» Exercise goal
How many lines of these records hold the string "this"? Reply with the number alone.

» Task inputs
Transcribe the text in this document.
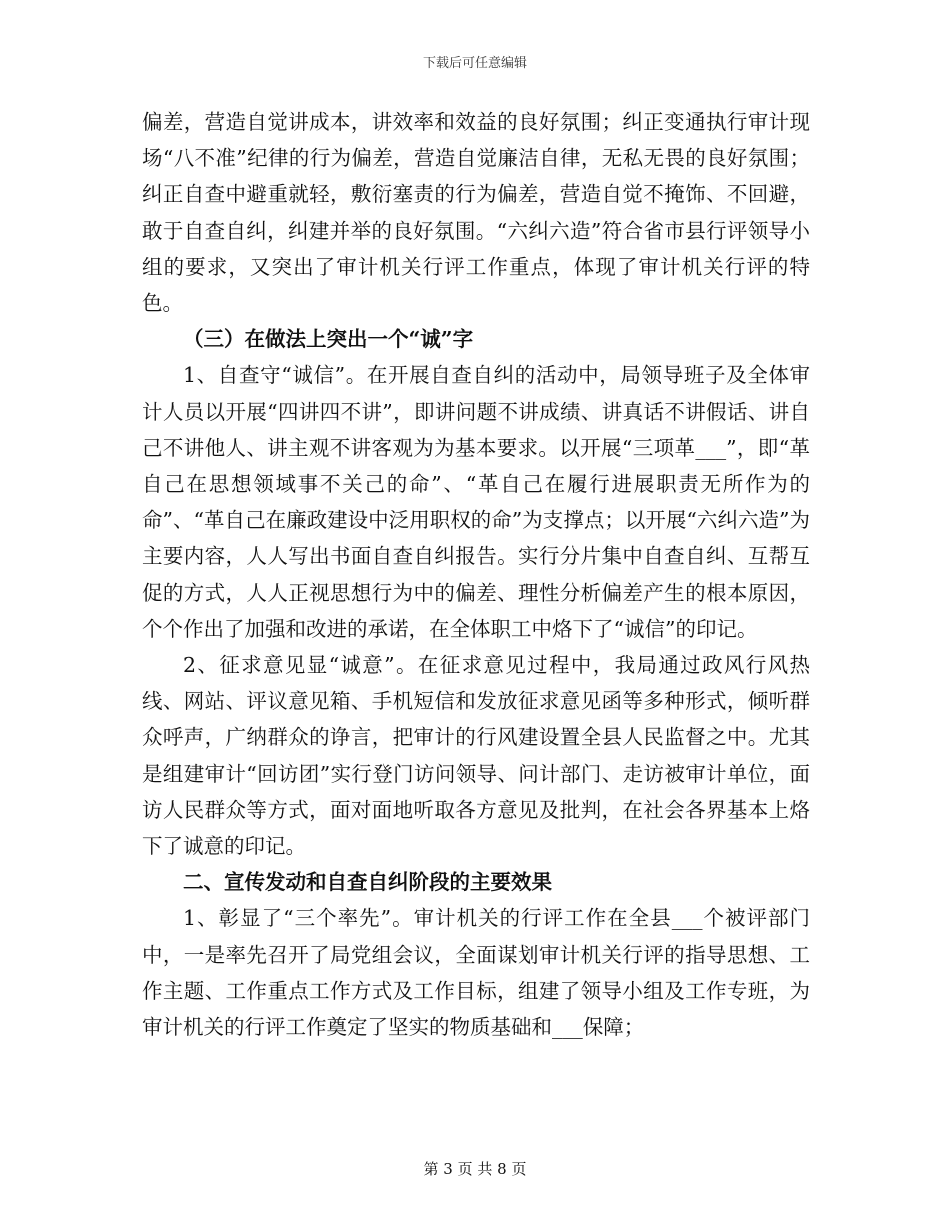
下载后可任意编辑

偏差，营造自觉讲成本，讲效率和效益的良好氛围；纠正变通执行审计现场“八不准”纪律的行为偏差，营造自觉廉洁自律，无私无畏的良好氛围；纠正自查中避重就轻，敷衍塞责的行为偏差，营造自觉不掩饰、不回避，敢于自查自纠，纠建并举的良好氛围。“六纠六造”符合省市县行评领导小组的要求，又突出了审计机关行评工作重点，体现了审计机关行评的特色。

（三）在做法上突出一个“诚”字

1、自查守“诚信”。在开展自查自纠的活动中，局领导班子及全体审计人员以开展“四讲四不讲”，即讲问题不讲成绩、讲真话不讲假话、讲自己不讲他人、讲主观不讲客观为为基本要求。以开展“三项革___”，即“革自己在思想领域事不关己的命”、“革自己在履行进展职责无所作为的命”、“革自己在廉政建设中泛用职权的命”为支撑点；以开展“六纠六造”为主要内容，人人写出书面自查自纠报告。实行分片集中自查自纠、互帮互促的方式，人人正视思想行为中的偏差、理性分析偏差产生的根本原因，个个作出了加强和改进的承诺，在全体职工中烙下了“诚信”的印记。

2、征求意见显“诚意”。在征求意见过程中，我局通过政风行风热线、网站、评议意见箱、手机短信和发放征求意见函等多种形式，倾听群众呼声，广纳群众的诤言，把审计的行风建设置全县人民监督之中。尤其是组建审计“回访团”实行登门访问领导、问计部门、走访被审计单位，面访人民群众等方式，面对面地听取各方意见及批判，在社会各界基本上烙下了诚意的印记。

二、宣传发动和自查自纠阶段的主要效果

1、彰显了“三个率先”。审计机关的行评工作在全县___个被评部门中，一是率先召开了局党组会议，全面谋划审计机关行评的指导思想、工作主题、工作重点工作方式及工作目标，组建了领导小组及工作专班，为审计机关的行评工作奠定了坚实的物质基础和___保障；

第 3 页 共 8 页
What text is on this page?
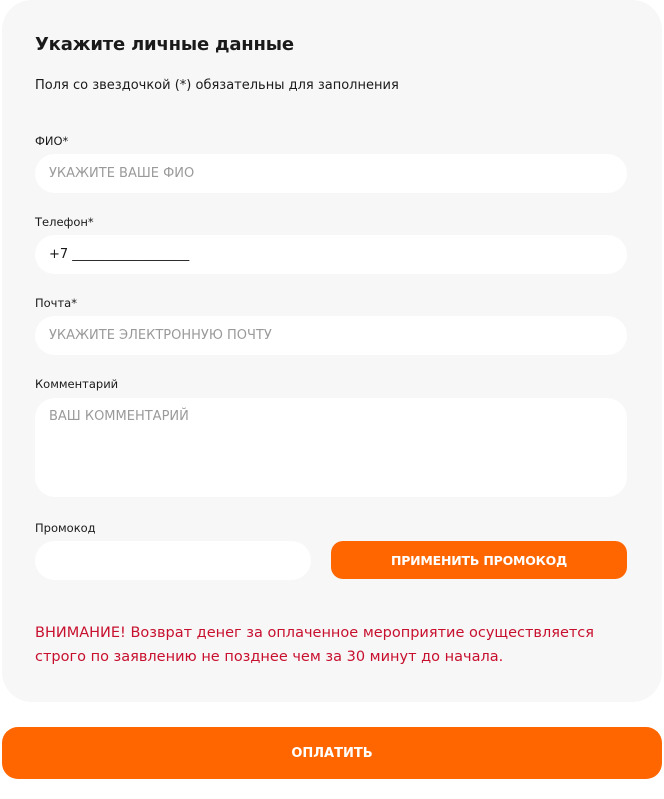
Укажите личные данные
Поля со звездочкой (*) обязательны для заполнения
ФИО*
УКАЖИТЕ ВАШЕ ФИО
Телефон*
+7 __________________
Почта*
УКАЖИТЕ ЭЛЕКТРОННУЮ ПОЧТУ
Комментарий
ВАШ КОММЕНТАРИЙ
Промокод
ПРИМЕНИТЬ ПРОМОКОД
ВНИМАНИЕ! Возврат денег за оплаченное мероприятие осуществляется строго по заявлению не позднее чем за 30 минут до начала.
ОПЛАТИТЬ
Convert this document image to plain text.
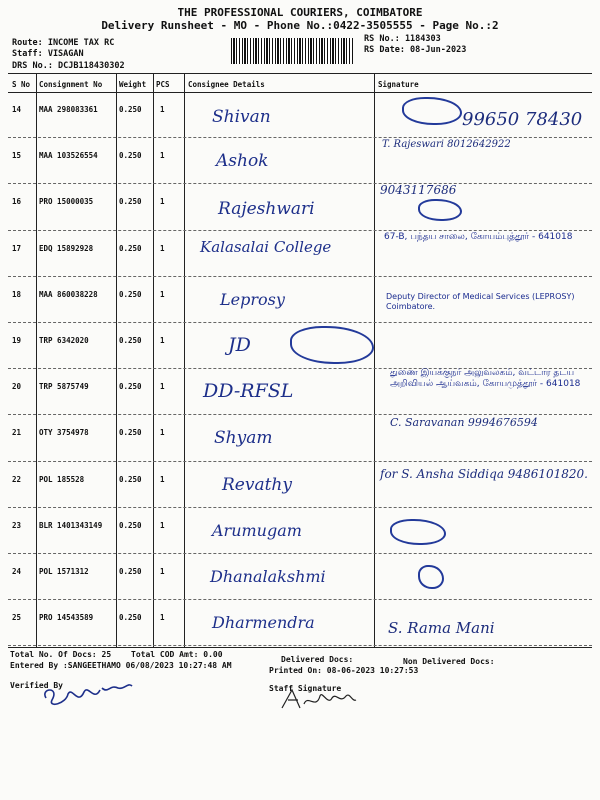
THE PROFESSIONAL COURIERS, COIMBATORE
Delivery Runsheet - MO - Phone No.:0422-3505555 - Page No.:2
Route: INCOME TAX RC
Staff: VISAGAN
DRS No.: DCJB118430302
RS No.: 1184303
RS Date: 08-Jun-2023
S No Consignment No Weight PCS Consignee Details	Signature
14 MAA 298083361	0.250 1	Shivan	99650 78430
15 MAA 103526554	0.250 1	Ashok
T. Rajeswari 8012642922
16 PRO 15000035	0.250 1	Rajeshwari
9043117686
17 EDQ 15892928	0.250 1 Kalasalai College
67-B, பந்தய சாலை, கோயம்புத்தூர் - 641018
18 MAA 860038228	0.250 1	Leprosy	Deputy Director of Medical Services (LEPROSY) Coimbatore.
19 TRP 6342020	0.250 1	JD
20 TRP 5875749	0.250 1 DD-RFSL
துணை இயக்குநர் அலுவலகம், வட்டார தடய அறிவியல் ஆய்வகம், கோயமுத்தூர் - 641018
21 OTY 3754978	0.250 1	Shyam
C. Saravanan 9994676594
22 POL 185528	0.250 1	Revathy
for S. Ansha Siddiqa 9486101820.
23 BLR 1401343149 0.250 1	Arumugam
24 POL 1571312	0.250 1	Dhanalakshmi
25 PRO 14543589	0.250 1	Dharmendra	S. Rama Mani
Total No. Of Docs: 25 Total COD Amt: 0.00
Delivered Docs:	Non Delivered Docs:
Entered By :SANGEETHAMO 06/08/2023 10:27:48 AM
Printed On: 08-06-2023 10:27:53
Verified By	Staff Signature
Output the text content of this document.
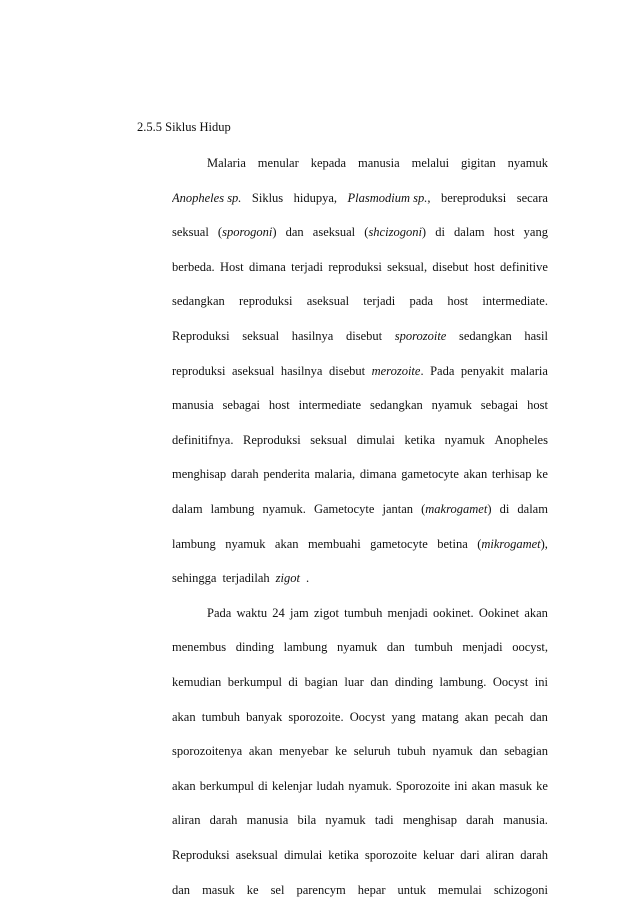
2.5.5 Siklus Hidup
Malaria menular kepada manusia melalui gigitan nyamuk
Anopheles sp. Siklus hidupya, Plasmodium sp., bereproduksi secara
seksual (sporogoni) dan aseksual (shcizogoni) di dalam host yang
berbeda. Host dimana terjadi reproduksi seksual, disebut host definitive
sedangkan reproduksi aseksual terjadi pada host intermediate.
Reproduksi seksual hasilnya disebut sporozoite sedangkan hasil
reproduksi aseksual hasilnya disebut merozoite. Pada penyakit malaria
manusia sebagai host intermediate sedangkan nyamuk sebagai host
definitifnya. Reproduksi seksual dimulai ketika nyamuk Anopheles
menghisap darah penderita malaria, dimana gametocyte akan terhisap ke
dalam lambung nyamuk. Gametocyte jantan (makrogamet) di dalam
lambung nyamuk akan membuahi gametocyte betina (mikrogamet),
sehingga terjadilah zigot .
Pada waktu 24 jam zigot tumbuh menjadi ookinet. Ookinet akan
menembus dinding lambung nyamuk dan tumbuh menjadi oocyst,
kemudian berkumpul di bagian luar dan dinding lambung. Oocyst ini
akan tumbuh banyak sporozoite. Oocyst yang matang akan pecah dan
sporozoitenya akan menyebar ke seluruh tubuh nyamuk dan sebagian
akan berkumpul di kelenjar ludah nyamuk. Sporozoite ini akan masuk ke
aliran darah manusia bila nyamuk tadi menghisap darah manusia.
Reproduksi aseksual dimulai ketika sporozoite keluar dari aliran darah
dan masuk ke sel parencym hepar untuk memulai schizogoni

» Task solution
4